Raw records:
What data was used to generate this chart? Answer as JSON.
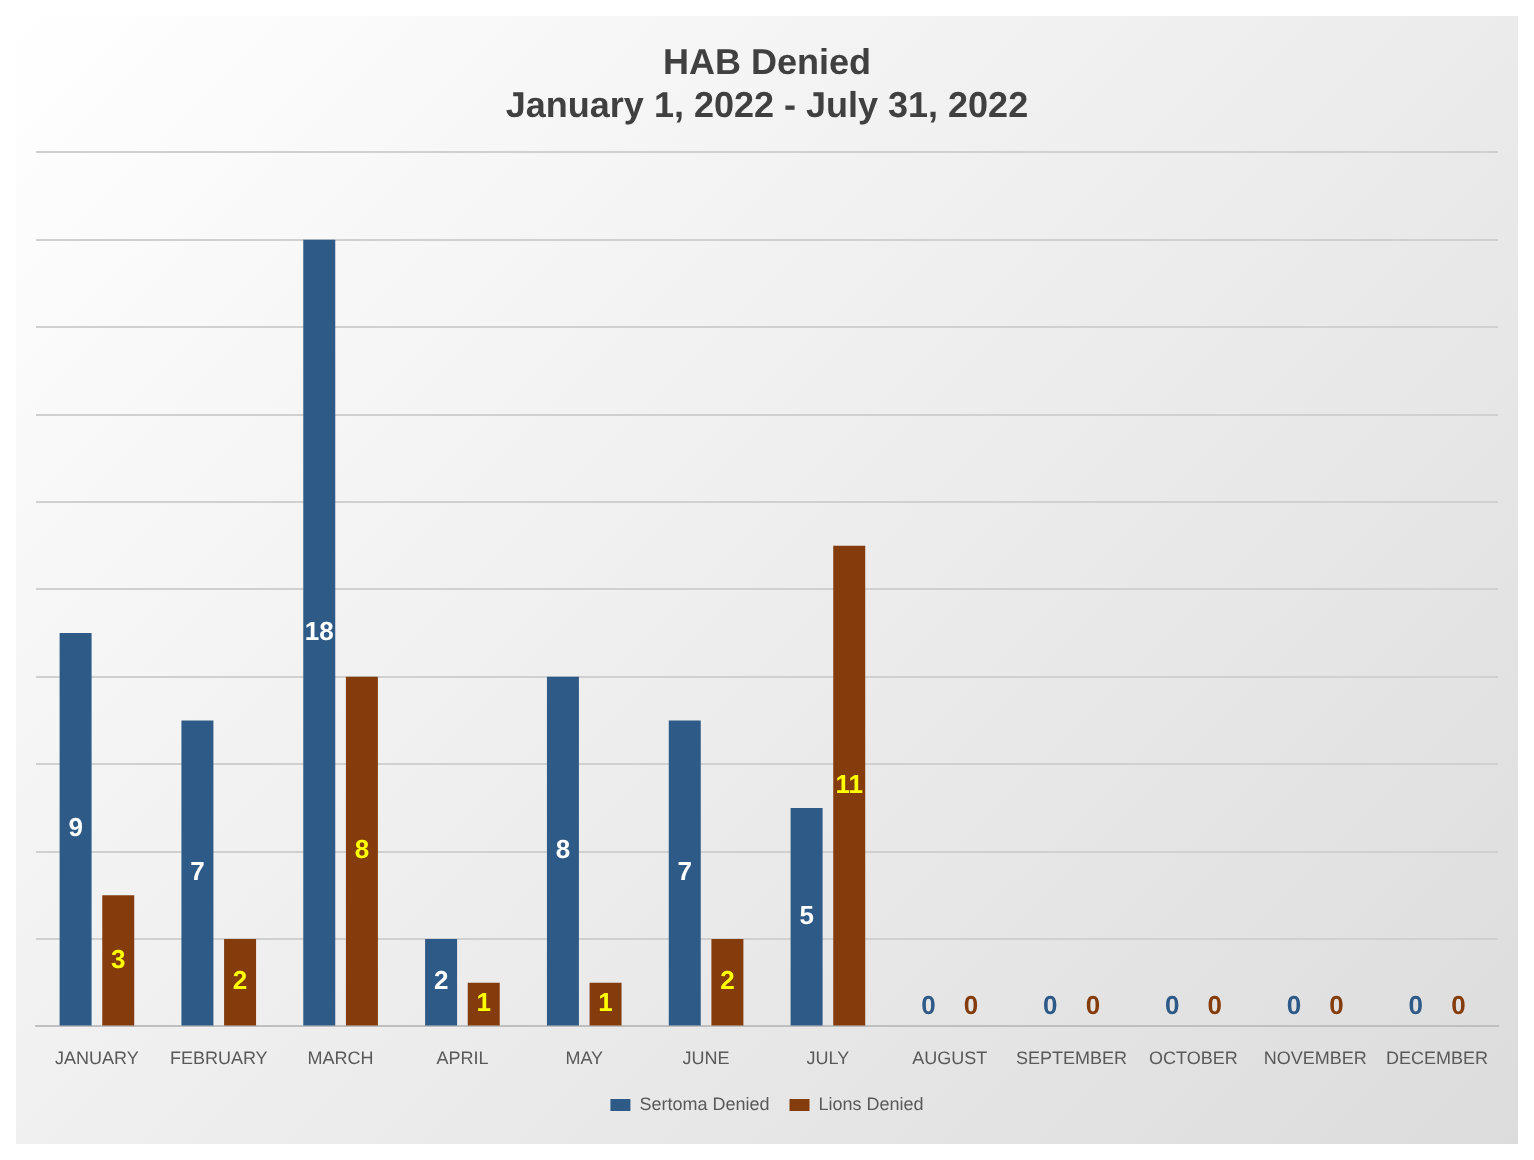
{
  "chart_data": {
    "type": "bar",
    "title": "HAB Denied\nJanuary 1, 2022 - July 31, 2022",
    "categories": [
      "JANUARY",
      "FEBRUARY",
      "MARCH",
      "APRIL",
      "MAY",
      "JUNE",
      "JULY",
      "AUGUST",
      "SEPTEMBER",
      "OCTOBER",
      "NOVEMBER",
      "DECEMBER"
    ],
    "series": [
      {
        "name": "Sertoma Denied",
        "color": "#2e5a87",
        "values": [
          9,
          7,
          18,
          2,
          8,
          7,
          5,
          0,
          0,
          0,
          0,
          0
        ]
      },
      {
        "name": "Lions Denied",
        "color": "#843c0c",
        "values": [
          3,
          2,
          8,
          1,
          1,
          2,
          11,
          0,
          0,
          0,
          0,
          0
        ]
      }
    ],
    "ylim": [
      0,
      20
    ],
    "yticks": [
      {
        "value": 0,
        "label": null
      },
      {
        "value": 2,
        "label": null
      },
      {
        "value": 4,
        "label": null
      },
      {
        "value": 6,
        "label": null
      },
      {
        "value": 8,
        "label": null
      },
      {
        "value": 10,
        "label": null
      },
      {
        "value": 12,
        "label": null
      },
      {
        "value": 14,
        "label": null
      },
      {
        "value": 16,
        "label": null
      },
      {
        "value": 18,
        "label": null
      },
      {
        "value": 20,
        "label": null
      }
    ],
    "grid": "y",
    "legend": "bottom",
    "tick_labels": "x",
    "data_labels": true
  }
}
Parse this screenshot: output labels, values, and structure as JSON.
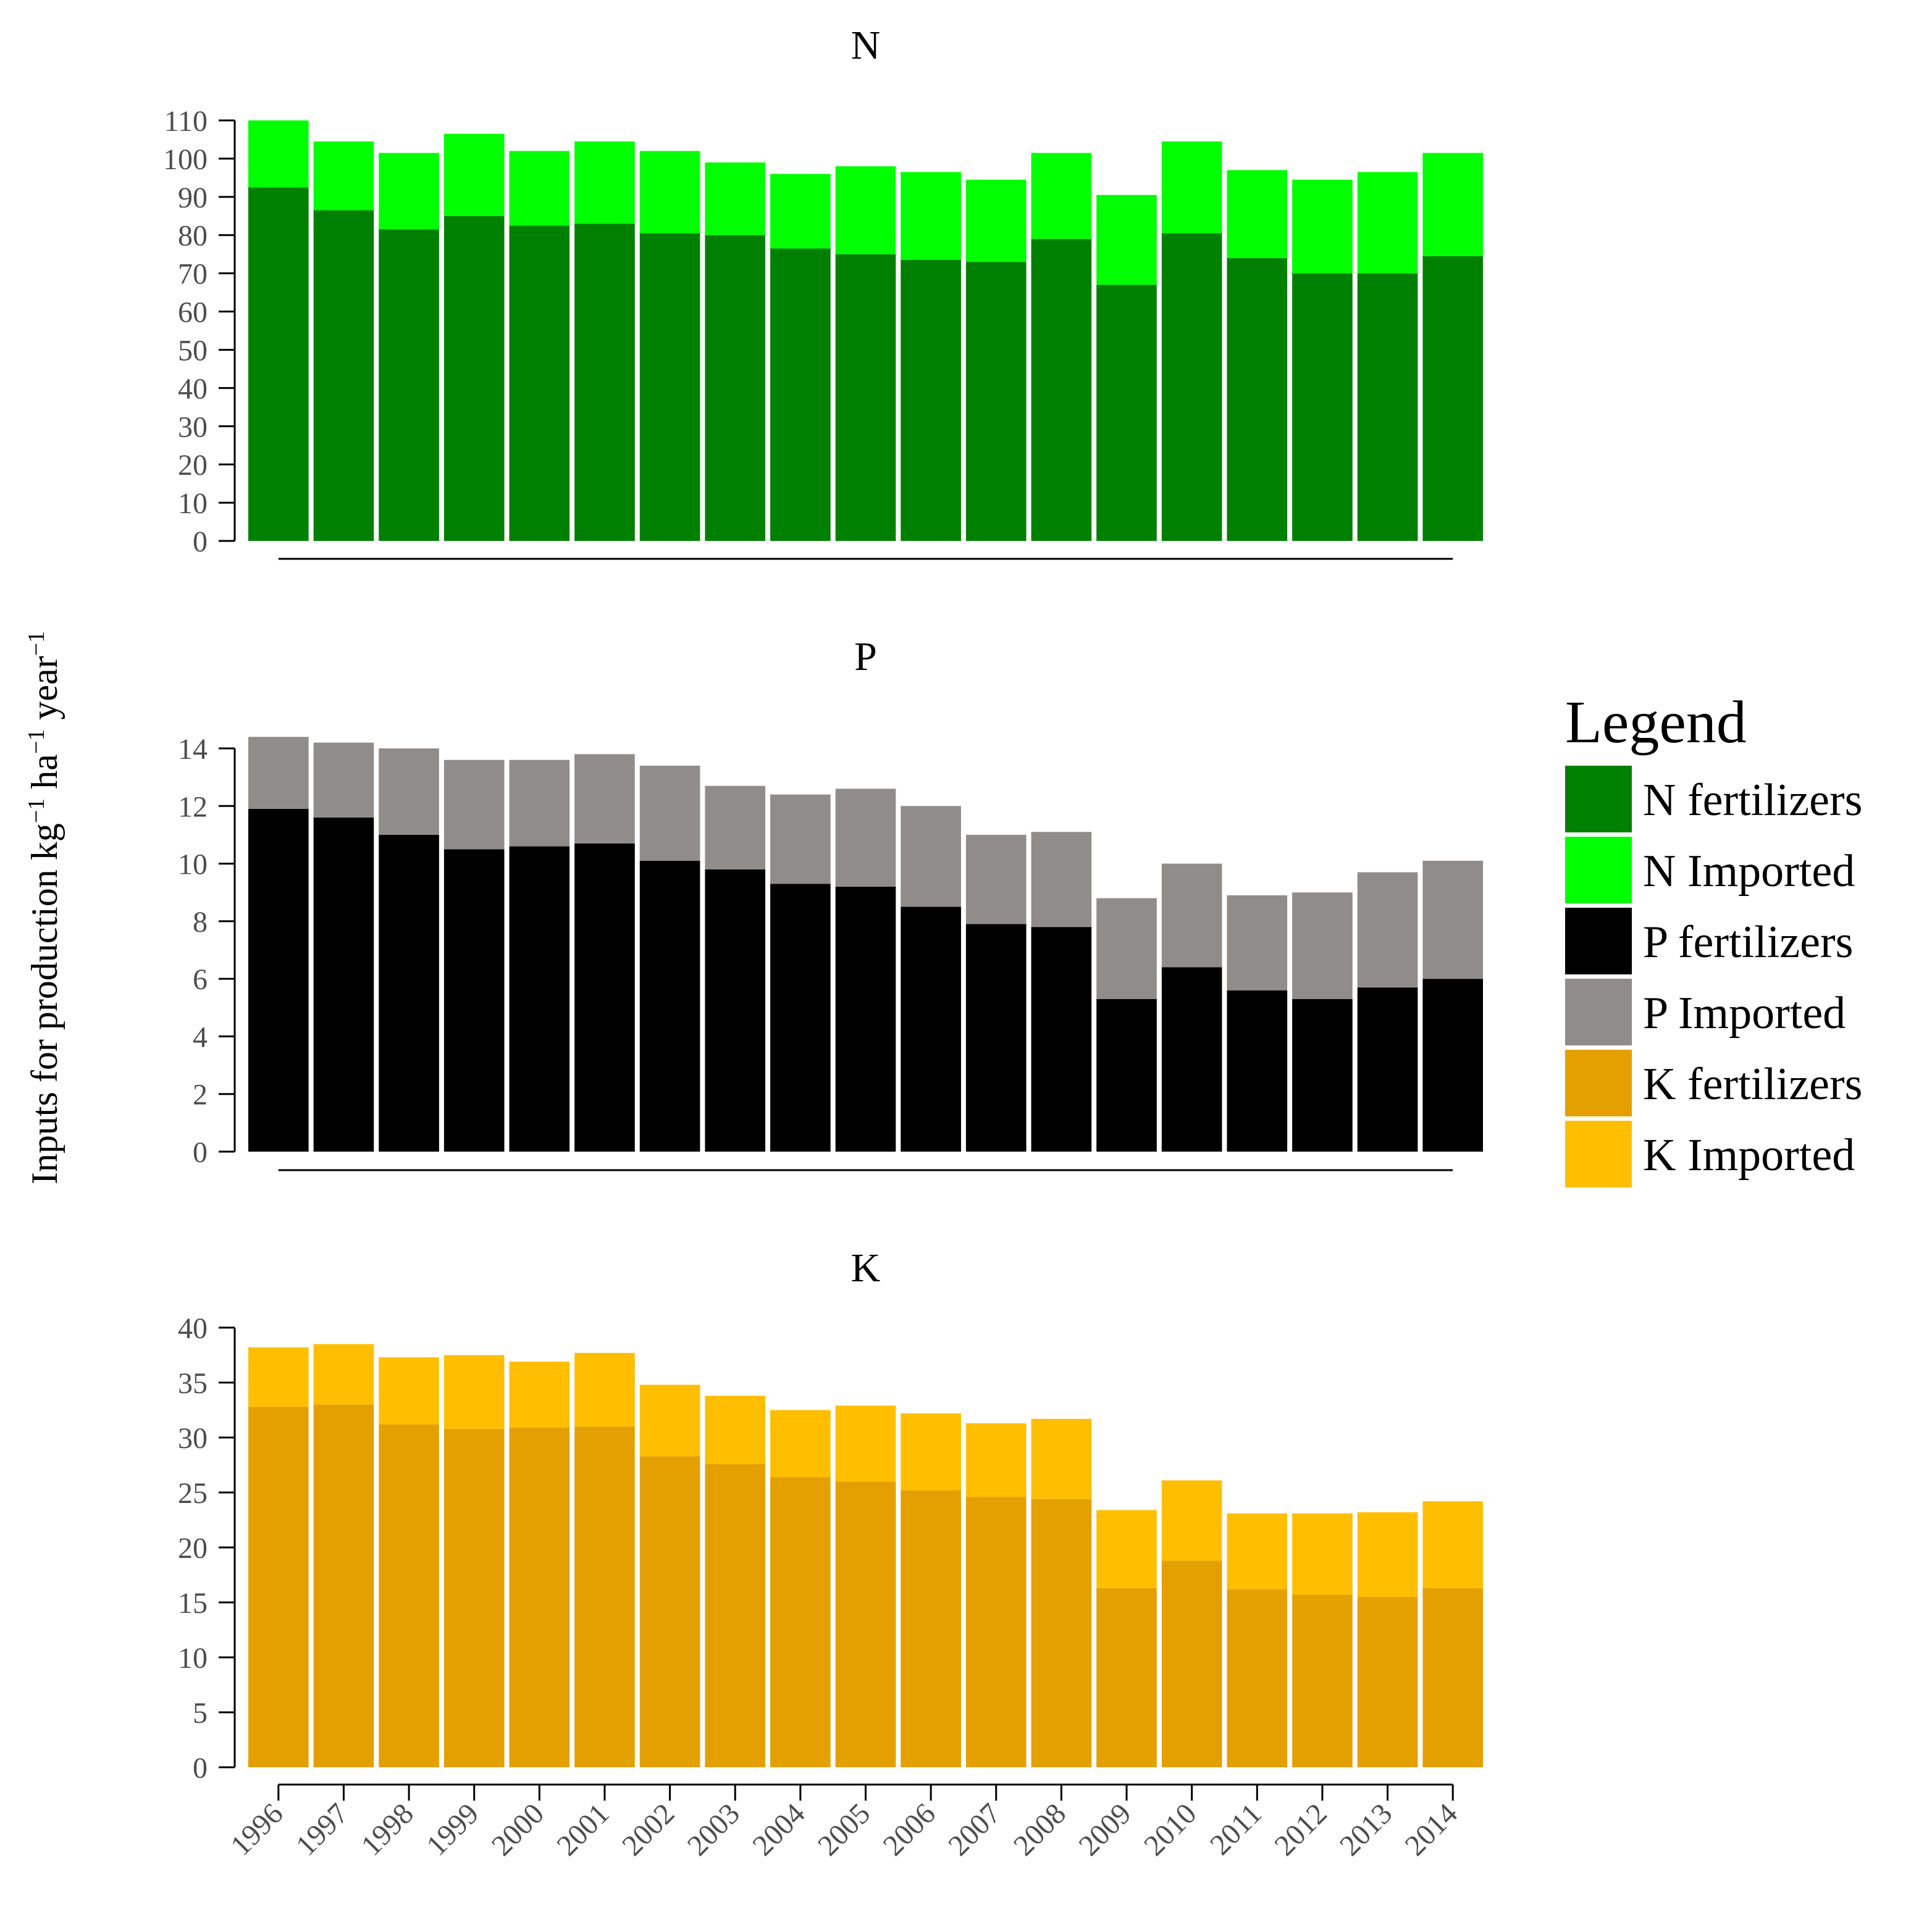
{
  "chart_data": {
    "type": "bar",
    "stacked": true,
    "ylabel": {
      "main": "Inputs for production kg",
      "sup1": "−1",
      "mid": " ha",
      "sup2": "−1",
      "end": " year",
      "sup3": "−1"
    },
    "xlabel": "",
    "categories": [
      "1996",
      "1997",
      "1998",
      "1999",
      "2000",
      "2001",
      "2002",
      "2003",
      "2004",
      "2005",
      "2006",
      "2007",
      "2008",
      "2009",
      "2010",
      "2011",
      "2012",
      "2013",
      "2014"
    ],
    "panels": [
      {
        "title": "N",
        "ylim": [
          0,
          110
        ],
        "yticks": [
          0,
          10,
          20,
          30,
          40,
          50,
          60,
          70,
          80,
          90,
          100,
          110
        ],
        "series": [
          {
            "name": "N fertilizers",
            "color": "#008000",
            "values": [
              92.5,
              86.5,
              81.5,
              85,
              82.5,
              83,
              80.5,
              80,
              76.5,
              75,
              73.5,
              73,
              79,
              67,
              80.5,
              74,
              70,
              70,
              74.5
            ]
          },
          {
            "name": "N Imported",
            "color": "#00ff00",
            "values": [
              17.5,
              18,
              20,
              21.5,
              19.5,
              21.5,
              21.5,
              19,
              19.5,
              23,
              23,
              21.5,
              22.5,
              23.5,
              24,
              23,
              24.5,
              26.5,
              27
            ]
          }
        ]
      },
      {
        "title": "P",
        "ylim": [
          0,
          14
        ],
        "yticks": [
          0,
          2,
          4,
          6,
          8,
          10,
          12,
          14
        ],
        "series": [
          {
            "name": "P fertilizers",
            "color": "#000000",
            "values": [
              11.9,
              11.6,
              11.0,
              10.5,
              10.6,
              10.7,
              10.1,
              9.8,
              9.3,
              9.2,
              8.5,
              7.9,
              7.8,
              5.3,
              6.4,
              5.6,
              5.3,
              5.7,
              6.0
            ]
          },
          {
            "name": "P Imported",
            "color": "#908c89",
            "values": [
              2.5,
              2.6,
              3.0,
              3.1,
              3.0,
              3.1,
              3.3,
              2.9,
              3.1,
              3.4,
              3.5,
              3.1,
              3.3,
              3.5,
              3.6,
              3.3,
              3.7,
              4.0,
              4.1
            ]
          }
        ]
      },
      {
        "title": "K",
        "ylim": [
          0,
          40
        ],
        "yticks": [
          0,
          5,
          10,
          15,
          20,
          25,
          30,
          35,
          40
        ],
        "series": [
          {
            "name": "K fertilizers",
            "color": "#e4a000",
            "values": [
              32.8,
              33.0,
              31.2,
              30.8,
              30.9,
              31.0,
              28.3,
              27.6,
              26.4,
              26.0,
              25.2,
              24.6,
              24.4,
              16.3,
              18.8,
              16.2,
              15.7,
              15.5,
              16.3
            ]
          },
          {
            "name": "K Imported",
            "color": "#ffbf00",
            "values": [
              5.4,
              5.5,
              6.1,
              6.7,
              6.0,
              6.7,
              6.5,
              6.2,
              6.1,
              6.9,
              7.0,
              6.7,
              7.3,
              7.1,
              7.3,
              6.9,
              7.4,
              7.7,
              7.9
            ]
          }
        ]
      }
    ],
    "legend": {
      "title": "Legend",
      "position": "right",
      "items": [
        {
          "label": "N fertilizers",
          "color": "#008000"
        },
        {
          "label": "N Imported",
          "color": "#00ff00"
        },
        {
          "label": "P fertilizers",
          "color": "#000000"
        },
        {
          "label": "P Imported",
          "color": "#908c89"
        },
        {
          "label": "K fertilizers",
          "color": "#e4a000"
        },
        {
          "label": "K Imported",
          "color": "#ffbf00"
        }
      ]
    }
  }
}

Task goal.
Pictures don't belong in the copy. Restate all the entries exactly.

Response.
What data was used to generate this chart? Answer as JSON.
{
  "chart_data": {
    "type": "bar",
    "title": "HAB Denied\nJanuary 1, 2022 - July 31, 2022",
    "categories": [
      "JANUARY",
      "FEBRUARY",
      "MARCH",
      "APRIL",
      "MAY",
      "JUNE",
      "JULY",
      "AUGUST",
      "SEPTEMBER",
      "OCTOBER",
      "NOVEMBER",
      "DECEMBER"
    ],
    "series": [
      {
        "name": "Sertoma Denied",
        "color": "#2e5a87",
        "values": [
          9,
          7,
          18,
          2,
          8,
          7,
          5,
          0,
          0,
          0,
          0,
          0
        ]
      },
      {
        "name": "Lions Denied",
        "color": "#843c0c",
        "values": [
          3,
          2,
          8,
          1,
          1,
          2,
          11,
          0,
          0,
          0,
          0,
          0
        ]
      }
    ],
    "ylim": [
      0,
      20
    ],
    "yticks": [
      {
        "value": 0,
        "label": null
      },
      {
        "value": 2,
        "label": null
      },
      {
        "value": 4,
        "label": null
      },
      {
        "value": 6,
        "label": null
      },
      {
        "value": 8,
        "label": null
      },
      {
        "value": 10,
        "label": null
      },
      {
        "value": 12,
        "label": null
      },
      {
        "value": 14,
        "label": null
      },
      {
        "value": 16,
        "label": null
      },
      {
        "value": 18,
        "label": null
      },
      {
        "value": 20,
        "label": null
      }
    ],
    "grid": "y",
    "legend": "bottom",
    "tick_labels": "x",
    "data_labels": true
  }
}
Parse this screenshot: output labels, values, and structure as JSON.
{
  "chart_data": {
    "type": "bar",
    "stacked": true,
    "ylabel": {
      "main": "Inputs for production kg",
      "sup1": "−1",
      "mid": " ha",
      "sup2": "−1",
      "end": " year",
      "sup3": "−1"
    },
    "xlabel": "",
    "categories": [
      "1996",
      "1997",
      "1998",
      "1999",
      "2000",
      "2001",
      "2002",
      "2003",
      "2004",
      "2005",
      "2006",
      "2007",
      "2008",
      "2009",
      "2010",
      "2011",
      "2012",
      "2013",
      "2014"
    ],
    "panels": [
      {
        "title": "N",
        "ylim": [
          0,
          110
        ],
        "yticks": [
          0,
          10,
          20,
          30,
          40,
          50,
          60,
          70,
          80,
          90,
          100,
          110
        ],
        "series": [
          {
            "name": "N fertilizers",
            "color": "#008000",
            "values": [
              92.5,
              86.5,
              81.5,
              85,
              82.5,
              83,
              80.5,
              80,
              76.5,
              75,
              73.5,
              73,
              79,
              67,
              80.5,
              74,
              70,
              70,
              74.5
            ]
          },
          {
            "name": "N Imported",
            "color": "#00ff00",
            "values": [
              17.5,
              18,
              20,
              21.5,
              19.5,
              21.5,
              21.5,
              19,
              19.5,
              23,
              23,
              21.5,
              22.5,
              23.5,
              24,
              23,
              24.5,
              26.5,
              27
            ]
          }
        ]
      },
      {
        "title": "P",
        "ylim": [
          0,
          14
        ],
        "yticks": [
          0,
          2,
          4,
          6,
          8,
          10,
          12,
          14
        ],
        "series": [
          {
            "name": "P fertilizers",
            "color": "#000000",
            "values": [
              11.9,
              11.6,
              11.0,
              10.5,
              10.6,
              10.7,
              10.1,
              9.8,
              9.3,
              9.2,
              8.5,
              7.9,
              7.8,
              5.3,
              6.4,
              5.6,
              5.3,
              5.7,
              6.0
            ]
          },
          {
            "name": "P Imported",
            "color": "#908c89",
            "values": [
              2.5,
              2.6,
              3.0,
              3.1,
              3.0,
              3.1,
              3.3,
              2.9,
              3.1,
              3.4,
              3.5,
              3.1,
              3.3,
              3.5,
              3.6,
              3.3,
              3.7,
              4.0,
              4.1
            ]
          }
        ]
      },
      {
        "title": "K",
        "ylim": [
          0,
          40
        ],
        "yticks": [
          0,
          5,
          10,
          15,
          20,
          25,
          30,
          35,
          40
        ],
        "series": [
          {
            "name": "K fertilizers",
            "color": "#e4a000",
            "values": [
              32.8,
              33.0,
              31.2,
              30.8,
              30.9,
              31.0,
              28.3,
              27.6,
              26.4,
              26.0,
              25.2,
              24.6,
              24.4,
              16.3,
              18.8,
              16.2,
              15.7,
              15.5,
              16.3
            ]
          },
          {
            "name": "K Imported",
            "color": "#ffbf00",
            "values": [
              5.4,
              5.5,
              6.1,
              6.7,
              6.0,
              6.7,
              6.5,
              6.2,
              6.1,
              6.9,
              7.0,
              6.7,
              7.3,
              7.1,
              7.3,
              6.9,
              7.4,
              7.7,
              7.9
            ]
          }
        ]
      }
    ],
    "legend": {
      "title": "Legend",
      "position": "right",
      "items": [
        {
          "label": "N fertilizers",
          "color": "#008000"
        },
        {
          "label": "N Imported",
          "color": "#00ff00"
        },
        {
          "label": "P fertilizers",
          "color": "#000000"
        },
        {
          "label": "P Imported",
          "color": "#908c89"
        },
        {
          "label": "K fertilizers",
          "color": "#e4a000"
        },
        {
          "label": "K Imported",
          "color": "#ffbf00"
        }
      ]
    }
  }
}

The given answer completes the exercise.